» Exercise objective: Repeat the whole of the data, keeping every detail the same.

*** Given entries

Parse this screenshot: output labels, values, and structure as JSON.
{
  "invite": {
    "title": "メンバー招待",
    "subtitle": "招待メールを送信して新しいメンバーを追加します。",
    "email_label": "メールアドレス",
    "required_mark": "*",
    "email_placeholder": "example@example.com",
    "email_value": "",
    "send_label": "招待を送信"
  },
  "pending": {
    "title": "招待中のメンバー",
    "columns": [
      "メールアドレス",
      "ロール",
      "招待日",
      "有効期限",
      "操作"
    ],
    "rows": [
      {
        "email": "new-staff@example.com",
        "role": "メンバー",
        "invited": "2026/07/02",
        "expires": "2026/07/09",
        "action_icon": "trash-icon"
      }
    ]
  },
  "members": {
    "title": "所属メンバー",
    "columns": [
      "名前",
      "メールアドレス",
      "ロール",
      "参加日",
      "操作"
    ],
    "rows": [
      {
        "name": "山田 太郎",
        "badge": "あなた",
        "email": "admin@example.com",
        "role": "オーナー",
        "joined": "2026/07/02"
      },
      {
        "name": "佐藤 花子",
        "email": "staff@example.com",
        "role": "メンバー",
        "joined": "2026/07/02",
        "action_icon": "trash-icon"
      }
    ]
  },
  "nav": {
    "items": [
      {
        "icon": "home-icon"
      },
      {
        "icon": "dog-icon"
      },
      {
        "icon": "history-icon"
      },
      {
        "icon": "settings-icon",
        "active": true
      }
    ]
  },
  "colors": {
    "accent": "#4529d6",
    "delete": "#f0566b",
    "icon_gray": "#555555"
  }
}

******

» Response:
Parse this screenshot: output labels, values, and structure as JSON.
{
  "invite": {
    "title": "メンバー招待",
    "subtitle": "招待メールを送信して新しいメンバーを追加します。",
    "email_label": "メールアドレス",
    "required_mark": "*",
    "email_placeholder": "example@example.com",
    "email_value": "",
    "send_label": "招待を送信"
  },
  "pending": {
    "title": "招待中のメンバー",
    "columns": [
      "メールアドレス",
      "ロール",
      "招待日",
      "有効期限",
      "操作"
    ],
    "rows": [
      {
        "email": "new-staff@example.com",
        "role": "メンバー",
        "invited": "2026/07/02",
        "expires": "2026/07/09",
        "action_icon": "trash-icon"
      }
    ]
  },
  "members": {
    "title": "所属メンバー",
    "columns": [
      "名前",
      "メールアドレス",
      "ロール",
      "参加日",
      "操作"
    ],
    "rows": [
      {
        "name": "山田 太郎",
        "badge": "あなた",
        "email": "admin@example.com",
        "role": "オーナー",
        "joined": "2026/07/02"
      },
      {
        "name": "佐藤 花子",
        "email": "staff@example.com",
        "role": "メンバー",
        "joined": "2026/07/02",
        "action_icon": "trash-icon"
      }
    ]
  },
  "nav": {
    "items": [
      {
        "icon": "home-icon"
      },
      {
        "icon": "dog-icon"
      },
      {
        "icon": "history-icon"
      },
      {
        "icon": "settings-icon",
        "active": true
      }
    ]
  },
  "colors": {
    "accent": "#4529d6",
    "delete": "#f0566b",
    "icon_gray": "#555555"
  }
}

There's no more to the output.